* **Stated goal**:
Copy every line of the records below word for word, leaving out the pictures.

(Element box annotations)
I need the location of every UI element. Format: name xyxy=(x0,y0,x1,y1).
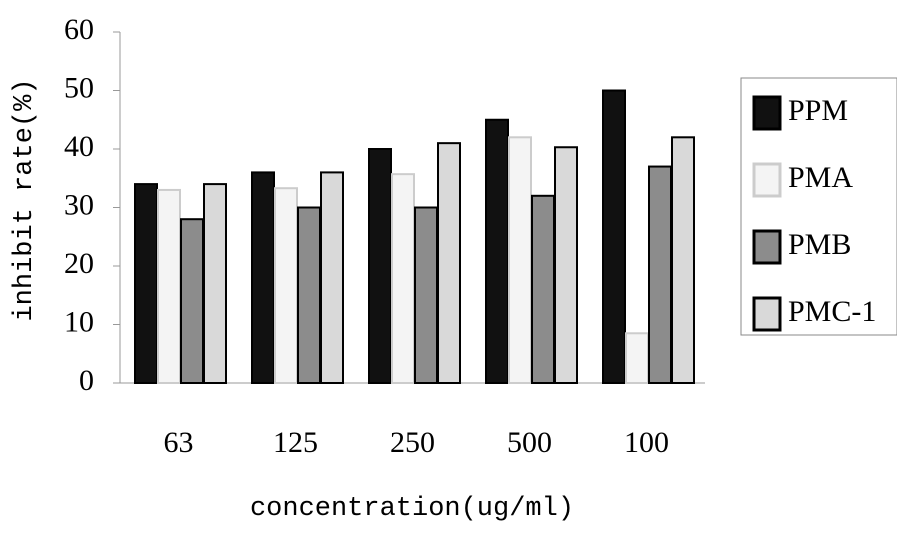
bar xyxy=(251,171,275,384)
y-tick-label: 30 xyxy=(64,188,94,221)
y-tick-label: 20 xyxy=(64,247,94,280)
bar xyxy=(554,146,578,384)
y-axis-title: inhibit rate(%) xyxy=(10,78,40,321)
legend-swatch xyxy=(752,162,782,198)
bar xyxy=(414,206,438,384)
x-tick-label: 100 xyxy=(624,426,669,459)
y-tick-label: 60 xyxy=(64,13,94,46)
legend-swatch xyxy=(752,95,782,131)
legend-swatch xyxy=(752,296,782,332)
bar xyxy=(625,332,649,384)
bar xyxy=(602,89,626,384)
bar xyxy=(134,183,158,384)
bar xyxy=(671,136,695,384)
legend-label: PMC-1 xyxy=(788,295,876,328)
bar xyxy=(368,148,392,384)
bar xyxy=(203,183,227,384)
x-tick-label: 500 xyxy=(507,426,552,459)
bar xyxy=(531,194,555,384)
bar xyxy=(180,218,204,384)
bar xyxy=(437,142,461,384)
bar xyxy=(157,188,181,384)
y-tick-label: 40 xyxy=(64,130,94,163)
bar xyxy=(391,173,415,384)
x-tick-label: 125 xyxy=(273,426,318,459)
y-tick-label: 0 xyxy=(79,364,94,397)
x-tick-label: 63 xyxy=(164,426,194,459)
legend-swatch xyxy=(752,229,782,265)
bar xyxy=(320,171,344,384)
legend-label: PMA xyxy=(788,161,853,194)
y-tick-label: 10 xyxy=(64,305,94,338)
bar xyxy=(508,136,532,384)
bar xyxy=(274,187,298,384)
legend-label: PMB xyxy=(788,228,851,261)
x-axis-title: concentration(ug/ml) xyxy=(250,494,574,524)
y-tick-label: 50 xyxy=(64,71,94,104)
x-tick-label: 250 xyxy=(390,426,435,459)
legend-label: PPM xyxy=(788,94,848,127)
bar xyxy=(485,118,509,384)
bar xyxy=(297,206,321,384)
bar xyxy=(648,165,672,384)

* **Finished exercise**:
I need the location of every UI element. Format: name xyxy=(x0,y0,x1,y1).
bar xyxy=(251,171,275,384)
y-tick-label: 30 xyxy=(64,188,94,221)
y-tick-label: 20 xyxy=(64,247,94,280)
bar xyxy=(554,146,578,384)
y-axis-title: inhibit rate(%) xyxy=(10,78,40,321)
legend-swatch xyxy=(752,162,782,198)
bar xyxy=(414,206,438,384)
x-tick-label: 100 xyxy=(624,426,669,459)
y-tick-label: 60 xyxy=(64,13,94,46)
legend-swatch xyxy=(752,95,782,131)
legend-swatch xyxy=(752,296,782,332)
bar xyxy=(625,332,649,384)
bar xyxy=(602,89,626,384)
bar xyxy=(134,183,158,384)
bar xyxy=(671,136,695,384)
legend-label: PMC-1 xyxy=(788,295,876,328)
bar xyxy=(368,148,392,384)
bar xyxy=(203,183,227,384)
x-tick-label: 500 xyxy=(507,426,552,459)
bar xyxy=(531,194,555,384)
bar xyxy=(180,218,204,384)
bar xyxy=(437,142,461,384)
bar xyxy=(157,188,181,384)
y-tick-label: 40 xyxy=(64,130,94,163)
bar xyxy=(391,173,415,384)
x-tick-label: 125 xyxy=(273,426,318,459)
y-tick-label: 0 xyxy=(79,364,94,397)
x-tick-label: 63 xyxy=(164,426,194,459)
legend-swatch xyxy=(752,229,782,265)
bar xyxy=(320,171,344,384)
legend-label: PMA xyxy=(788,161,853,194)
y-tick-label: 10 xyxy=(64,305,94,338)
bar xyxy=(508,136,532,384)
bar xyxy=(274,187,298,384)
legend-label: PMB xyxy=(788,228,851,261)
x-axis-title: concentration(ug/ml) xyxy=(250,494,574,524)
y-tick-label: 50 xyxy=(64,71,94,104)
x-tick-label: 250 xyxy=(390,426,435,459)
legend-label: PPM xyxy=(788,94,848,127)
bar xyxy=(485,118,509,384)
bar xyxy=(297,206,321,384)
bar xyxy=(648,165,672,384)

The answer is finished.